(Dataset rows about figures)
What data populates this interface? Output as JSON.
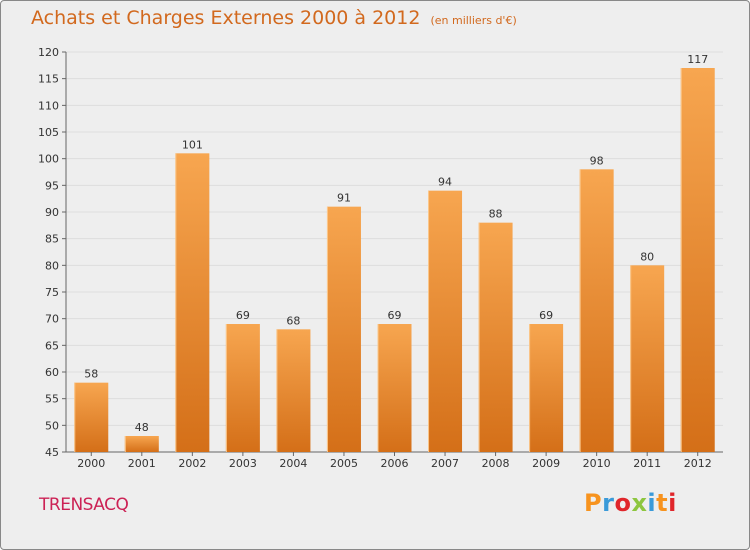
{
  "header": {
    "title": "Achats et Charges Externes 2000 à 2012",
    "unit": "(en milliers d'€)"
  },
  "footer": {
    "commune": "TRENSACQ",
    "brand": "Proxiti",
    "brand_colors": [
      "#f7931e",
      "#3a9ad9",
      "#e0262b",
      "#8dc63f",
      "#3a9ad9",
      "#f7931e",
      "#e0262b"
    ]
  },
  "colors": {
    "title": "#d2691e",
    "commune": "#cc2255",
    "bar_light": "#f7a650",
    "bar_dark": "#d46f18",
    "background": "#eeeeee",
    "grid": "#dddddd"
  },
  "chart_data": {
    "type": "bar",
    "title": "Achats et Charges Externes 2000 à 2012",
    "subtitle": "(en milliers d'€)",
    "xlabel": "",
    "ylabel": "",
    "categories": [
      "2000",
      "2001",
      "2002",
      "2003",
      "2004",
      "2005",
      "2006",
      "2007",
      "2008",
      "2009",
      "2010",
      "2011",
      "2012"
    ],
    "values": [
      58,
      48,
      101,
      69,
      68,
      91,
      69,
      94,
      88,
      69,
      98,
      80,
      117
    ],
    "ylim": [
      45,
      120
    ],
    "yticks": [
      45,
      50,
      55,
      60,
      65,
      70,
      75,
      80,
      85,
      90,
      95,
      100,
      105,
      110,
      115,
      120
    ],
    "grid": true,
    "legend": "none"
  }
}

* * *

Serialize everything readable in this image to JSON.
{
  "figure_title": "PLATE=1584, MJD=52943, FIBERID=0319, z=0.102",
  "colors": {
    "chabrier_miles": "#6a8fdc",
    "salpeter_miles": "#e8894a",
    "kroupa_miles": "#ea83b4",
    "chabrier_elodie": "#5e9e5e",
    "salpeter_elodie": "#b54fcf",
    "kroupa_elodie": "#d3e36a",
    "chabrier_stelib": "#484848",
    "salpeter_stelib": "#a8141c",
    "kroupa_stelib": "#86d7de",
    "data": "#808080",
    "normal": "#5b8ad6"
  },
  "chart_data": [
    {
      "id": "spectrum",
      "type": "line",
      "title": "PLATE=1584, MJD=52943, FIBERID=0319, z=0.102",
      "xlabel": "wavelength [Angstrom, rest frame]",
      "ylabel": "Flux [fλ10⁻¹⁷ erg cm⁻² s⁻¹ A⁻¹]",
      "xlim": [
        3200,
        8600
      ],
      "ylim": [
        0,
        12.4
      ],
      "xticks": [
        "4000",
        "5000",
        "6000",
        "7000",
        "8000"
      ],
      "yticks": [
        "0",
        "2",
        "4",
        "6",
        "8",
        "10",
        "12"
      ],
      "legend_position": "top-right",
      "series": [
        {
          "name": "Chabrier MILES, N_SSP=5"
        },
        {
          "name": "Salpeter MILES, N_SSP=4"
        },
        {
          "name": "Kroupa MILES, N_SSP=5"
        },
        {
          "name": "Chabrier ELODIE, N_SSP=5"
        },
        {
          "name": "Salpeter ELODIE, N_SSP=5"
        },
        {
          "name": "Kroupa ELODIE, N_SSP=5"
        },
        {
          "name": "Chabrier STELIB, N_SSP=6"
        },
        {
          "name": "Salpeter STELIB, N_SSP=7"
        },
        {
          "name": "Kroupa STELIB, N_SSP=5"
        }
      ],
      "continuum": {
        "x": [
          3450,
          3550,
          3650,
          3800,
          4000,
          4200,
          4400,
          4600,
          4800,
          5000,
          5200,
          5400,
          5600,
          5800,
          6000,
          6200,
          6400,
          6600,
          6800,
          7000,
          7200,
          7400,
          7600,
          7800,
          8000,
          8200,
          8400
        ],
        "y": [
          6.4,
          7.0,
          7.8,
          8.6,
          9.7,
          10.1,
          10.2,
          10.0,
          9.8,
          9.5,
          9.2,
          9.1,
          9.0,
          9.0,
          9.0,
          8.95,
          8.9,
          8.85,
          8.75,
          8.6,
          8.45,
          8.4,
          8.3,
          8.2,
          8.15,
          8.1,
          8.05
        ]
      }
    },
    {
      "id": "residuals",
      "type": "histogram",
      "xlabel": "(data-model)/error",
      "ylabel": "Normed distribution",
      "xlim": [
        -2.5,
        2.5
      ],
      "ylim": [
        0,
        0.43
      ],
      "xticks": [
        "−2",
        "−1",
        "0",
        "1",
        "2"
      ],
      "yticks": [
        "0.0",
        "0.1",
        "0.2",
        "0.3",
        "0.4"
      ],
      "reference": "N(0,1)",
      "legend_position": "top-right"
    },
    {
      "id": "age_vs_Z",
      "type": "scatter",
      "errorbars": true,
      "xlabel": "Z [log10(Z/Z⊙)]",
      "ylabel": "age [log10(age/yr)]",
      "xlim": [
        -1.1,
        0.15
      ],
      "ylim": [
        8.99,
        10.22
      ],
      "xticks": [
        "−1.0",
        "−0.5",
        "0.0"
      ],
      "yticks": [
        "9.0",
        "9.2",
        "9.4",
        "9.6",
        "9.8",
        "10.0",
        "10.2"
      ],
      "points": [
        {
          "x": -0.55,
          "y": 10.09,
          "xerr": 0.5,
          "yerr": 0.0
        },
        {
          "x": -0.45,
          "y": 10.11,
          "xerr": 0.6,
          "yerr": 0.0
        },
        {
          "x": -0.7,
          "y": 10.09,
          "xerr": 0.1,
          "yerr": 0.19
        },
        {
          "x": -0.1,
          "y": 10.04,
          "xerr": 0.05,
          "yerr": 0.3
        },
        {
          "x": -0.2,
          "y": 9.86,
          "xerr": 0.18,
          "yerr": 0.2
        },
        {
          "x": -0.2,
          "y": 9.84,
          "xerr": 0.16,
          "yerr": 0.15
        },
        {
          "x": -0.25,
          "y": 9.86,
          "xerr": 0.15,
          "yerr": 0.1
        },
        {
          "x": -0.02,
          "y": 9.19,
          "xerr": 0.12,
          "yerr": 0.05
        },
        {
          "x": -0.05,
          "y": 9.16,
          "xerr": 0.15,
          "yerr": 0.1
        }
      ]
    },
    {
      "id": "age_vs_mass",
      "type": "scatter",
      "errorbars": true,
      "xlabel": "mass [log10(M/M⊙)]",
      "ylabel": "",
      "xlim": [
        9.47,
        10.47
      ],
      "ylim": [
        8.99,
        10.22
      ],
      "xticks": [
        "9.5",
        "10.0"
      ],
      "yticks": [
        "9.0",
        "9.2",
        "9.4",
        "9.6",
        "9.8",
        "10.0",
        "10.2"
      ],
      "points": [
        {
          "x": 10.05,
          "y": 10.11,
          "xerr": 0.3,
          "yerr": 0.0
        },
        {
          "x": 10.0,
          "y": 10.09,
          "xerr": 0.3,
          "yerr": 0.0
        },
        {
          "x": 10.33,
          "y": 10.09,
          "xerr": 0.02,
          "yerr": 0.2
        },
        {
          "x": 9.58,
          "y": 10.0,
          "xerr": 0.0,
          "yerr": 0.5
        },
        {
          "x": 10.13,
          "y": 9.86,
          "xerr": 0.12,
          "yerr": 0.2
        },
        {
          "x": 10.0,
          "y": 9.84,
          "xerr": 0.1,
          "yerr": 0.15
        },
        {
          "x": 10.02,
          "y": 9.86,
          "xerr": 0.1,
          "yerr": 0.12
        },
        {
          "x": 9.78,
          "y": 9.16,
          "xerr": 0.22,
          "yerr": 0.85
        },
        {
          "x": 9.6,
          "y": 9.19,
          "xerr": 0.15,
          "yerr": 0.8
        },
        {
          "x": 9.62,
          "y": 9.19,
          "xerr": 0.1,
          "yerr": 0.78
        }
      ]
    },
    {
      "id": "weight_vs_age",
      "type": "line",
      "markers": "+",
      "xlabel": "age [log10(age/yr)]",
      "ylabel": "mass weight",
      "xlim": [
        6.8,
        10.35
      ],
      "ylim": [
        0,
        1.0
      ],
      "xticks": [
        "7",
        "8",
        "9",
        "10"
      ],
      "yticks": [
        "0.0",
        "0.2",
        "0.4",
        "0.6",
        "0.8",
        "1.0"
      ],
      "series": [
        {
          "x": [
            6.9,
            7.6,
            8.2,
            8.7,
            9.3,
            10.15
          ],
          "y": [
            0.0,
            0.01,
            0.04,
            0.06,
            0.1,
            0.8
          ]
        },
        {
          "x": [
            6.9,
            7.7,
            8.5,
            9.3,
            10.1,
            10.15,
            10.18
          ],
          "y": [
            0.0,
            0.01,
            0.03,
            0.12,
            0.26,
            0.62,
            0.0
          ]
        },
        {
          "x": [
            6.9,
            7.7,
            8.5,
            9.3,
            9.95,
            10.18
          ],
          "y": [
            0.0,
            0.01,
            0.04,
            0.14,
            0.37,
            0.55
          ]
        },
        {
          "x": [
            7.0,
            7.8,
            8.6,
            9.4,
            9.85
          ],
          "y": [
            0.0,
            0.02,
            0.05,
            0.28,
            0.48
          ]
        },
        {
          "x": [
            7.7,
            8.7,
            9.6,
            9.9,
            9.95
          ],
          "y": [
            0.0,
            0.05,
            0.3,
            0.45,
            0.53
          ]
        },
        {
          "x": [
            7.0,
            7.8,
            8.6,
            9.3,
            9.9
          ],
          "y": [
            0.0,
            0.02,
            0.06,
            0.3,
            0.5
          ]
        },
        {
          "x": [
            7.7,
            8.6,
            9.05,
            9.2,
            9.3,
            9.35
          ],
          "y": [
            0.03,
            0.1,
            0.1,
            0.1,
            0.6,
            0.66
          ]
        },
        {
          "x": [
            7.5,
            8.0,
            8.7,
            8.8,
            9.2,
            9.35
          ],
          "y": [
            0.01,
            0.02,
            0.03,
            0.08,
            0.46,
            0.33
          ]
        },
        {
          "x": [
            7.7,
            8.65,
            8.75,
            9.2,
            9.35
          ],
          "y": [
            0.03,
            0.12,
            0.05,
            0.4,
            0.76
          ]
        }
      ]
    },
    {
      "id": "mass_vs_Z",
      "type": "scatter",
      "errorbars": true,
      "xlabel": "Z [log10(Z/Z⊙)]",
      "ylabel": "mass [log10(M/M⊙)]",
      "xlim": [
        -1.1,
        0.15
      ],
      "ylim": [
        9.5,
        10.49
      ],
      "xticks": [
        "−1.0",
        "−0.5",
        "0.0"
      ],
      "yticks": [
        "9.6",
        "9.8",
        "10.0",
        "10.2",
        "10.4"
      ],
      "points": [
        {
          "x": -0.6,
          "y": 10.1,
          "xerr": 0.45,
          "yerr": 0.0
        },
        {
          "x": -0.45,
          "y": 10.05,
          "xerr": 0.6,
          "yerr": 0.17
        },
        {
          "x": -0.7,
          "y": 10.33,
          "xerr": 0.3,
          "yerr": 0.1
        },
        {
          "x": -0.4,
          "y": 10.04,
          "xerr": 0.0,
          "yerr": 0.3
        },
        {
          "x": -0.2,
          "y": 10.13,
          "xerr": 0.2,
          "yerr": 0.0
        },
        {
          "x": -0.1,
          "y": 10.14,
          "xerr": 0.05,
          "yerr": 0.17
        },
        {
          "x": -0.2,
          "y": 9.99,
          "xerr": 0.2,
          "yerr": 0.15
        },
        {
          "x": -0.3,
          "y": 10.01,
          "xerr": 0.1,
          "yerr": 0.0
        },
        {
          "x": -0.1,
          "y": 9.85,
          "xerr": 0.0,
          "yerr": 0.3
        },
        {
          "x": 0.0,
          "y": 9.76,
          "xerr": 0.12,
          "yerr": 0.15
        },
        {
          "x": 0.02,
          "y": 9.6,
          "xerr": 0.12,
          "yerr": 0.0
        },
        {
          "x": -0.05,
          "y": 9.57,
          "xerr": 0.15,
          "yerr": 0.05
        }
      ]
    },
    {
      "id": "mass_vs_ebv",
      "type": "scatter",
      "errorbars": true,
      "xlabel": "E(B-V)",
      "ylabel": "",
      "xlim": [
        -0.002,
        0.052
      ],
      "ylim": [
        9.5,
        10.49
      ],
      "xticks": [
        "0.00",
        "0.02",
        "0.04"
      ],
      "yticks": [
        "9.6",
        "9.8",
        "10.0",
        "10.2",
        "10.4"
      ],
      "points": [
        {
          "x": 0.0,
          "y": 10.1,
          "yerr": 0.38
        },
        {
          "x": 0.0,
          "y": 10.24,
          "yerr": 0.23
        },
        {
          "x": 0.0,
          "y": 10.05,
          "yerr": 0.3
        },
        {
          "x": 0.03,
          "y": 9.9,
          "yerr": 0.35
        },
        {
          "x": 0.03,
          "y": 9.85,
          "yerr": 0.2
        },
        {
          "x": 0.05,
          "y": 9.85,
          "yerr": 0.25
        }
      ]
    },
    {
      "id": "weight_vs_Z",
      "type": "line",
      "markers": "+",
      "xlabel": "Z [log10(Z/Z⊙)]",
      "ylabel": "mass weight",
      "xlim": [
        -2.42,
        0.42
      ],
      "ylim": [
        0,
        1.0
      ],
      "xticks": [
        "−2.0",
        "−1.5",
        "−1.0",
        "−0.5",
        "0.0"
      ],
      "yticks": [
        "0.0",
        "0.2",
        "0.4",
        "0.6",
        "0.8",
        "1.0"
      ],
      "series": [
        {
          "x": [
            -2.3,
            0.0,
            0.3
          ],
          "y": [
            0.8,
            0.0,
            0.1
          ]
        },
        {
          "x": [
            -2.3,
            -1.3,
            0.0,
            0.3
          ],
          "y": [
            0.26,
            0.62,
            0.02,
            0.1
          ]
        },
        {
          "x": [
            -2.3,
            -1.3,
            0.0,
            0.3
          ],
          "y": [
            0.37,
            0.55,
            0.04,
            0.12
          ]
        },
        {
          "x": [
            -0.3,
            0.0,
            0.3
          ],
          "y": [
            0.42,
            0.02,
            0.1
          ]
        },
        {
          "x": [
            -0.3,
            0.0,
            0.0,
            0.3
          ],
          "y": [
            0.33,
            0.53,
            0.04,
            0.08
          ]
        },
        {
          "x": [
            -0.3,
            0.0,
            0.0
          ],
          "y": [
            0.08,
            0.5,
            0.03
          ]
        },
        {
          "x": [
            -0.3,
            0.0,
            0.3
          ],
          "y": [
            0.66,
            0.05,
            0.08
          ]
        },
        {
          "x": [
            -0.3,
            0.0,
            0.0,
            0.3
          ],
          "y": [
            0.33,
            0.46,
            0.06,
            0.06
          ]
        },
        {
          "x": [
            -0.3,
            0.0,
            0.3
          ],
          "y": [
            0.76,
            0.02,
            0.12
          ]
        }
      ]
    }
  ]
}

* * *

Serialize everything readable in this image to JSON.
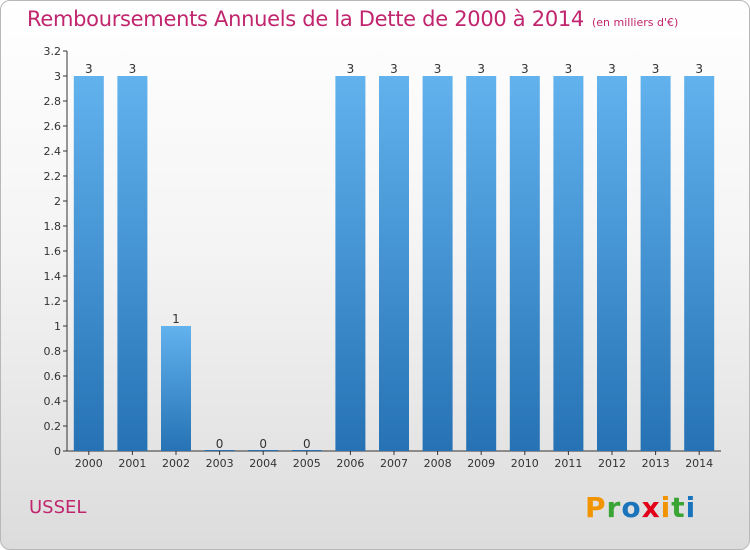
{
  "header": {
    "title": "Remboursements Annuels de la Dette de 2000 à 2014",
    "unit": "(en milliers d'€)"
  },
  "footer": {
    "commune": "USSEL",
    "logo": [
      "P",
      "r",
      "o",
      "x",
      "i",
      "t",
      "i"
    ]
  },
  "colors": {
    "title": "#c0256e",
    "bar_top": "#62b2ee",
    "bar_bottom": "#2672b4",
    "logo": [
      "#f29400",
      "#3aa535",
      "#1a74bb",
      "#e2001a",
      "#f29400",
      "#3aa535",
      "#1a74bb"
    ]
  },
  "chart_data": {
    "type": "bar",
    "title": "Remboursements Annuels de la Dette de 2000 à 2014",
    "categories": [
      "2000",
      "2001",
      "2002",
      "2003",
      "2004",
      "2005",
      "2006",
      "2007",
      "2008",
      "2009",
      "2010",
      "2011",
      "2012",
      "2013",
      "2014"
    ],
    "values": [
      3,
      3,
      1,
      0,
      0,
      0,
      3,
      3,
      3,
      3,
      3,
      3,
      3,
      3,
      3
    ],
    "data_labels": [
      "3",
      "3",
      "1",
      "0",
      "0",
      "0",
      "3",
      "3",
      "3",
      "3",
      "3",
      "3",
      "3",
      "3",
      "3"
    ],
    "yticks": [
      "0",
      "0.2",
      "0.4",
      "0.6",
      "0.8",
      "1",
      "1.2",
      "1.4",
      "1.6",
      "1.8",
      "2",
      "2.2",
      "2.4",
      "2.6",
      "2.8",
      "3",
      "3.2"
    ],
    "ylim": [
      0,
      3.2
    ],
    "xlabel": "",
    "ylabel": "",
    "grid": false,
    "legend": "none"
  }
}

▶ _The problem_:
Scan the entries above for the word "right" and collect each line holding it.

▶ _Answer to the problem_:
      "legend_position": "top-right",
      "legend_position": "top-right"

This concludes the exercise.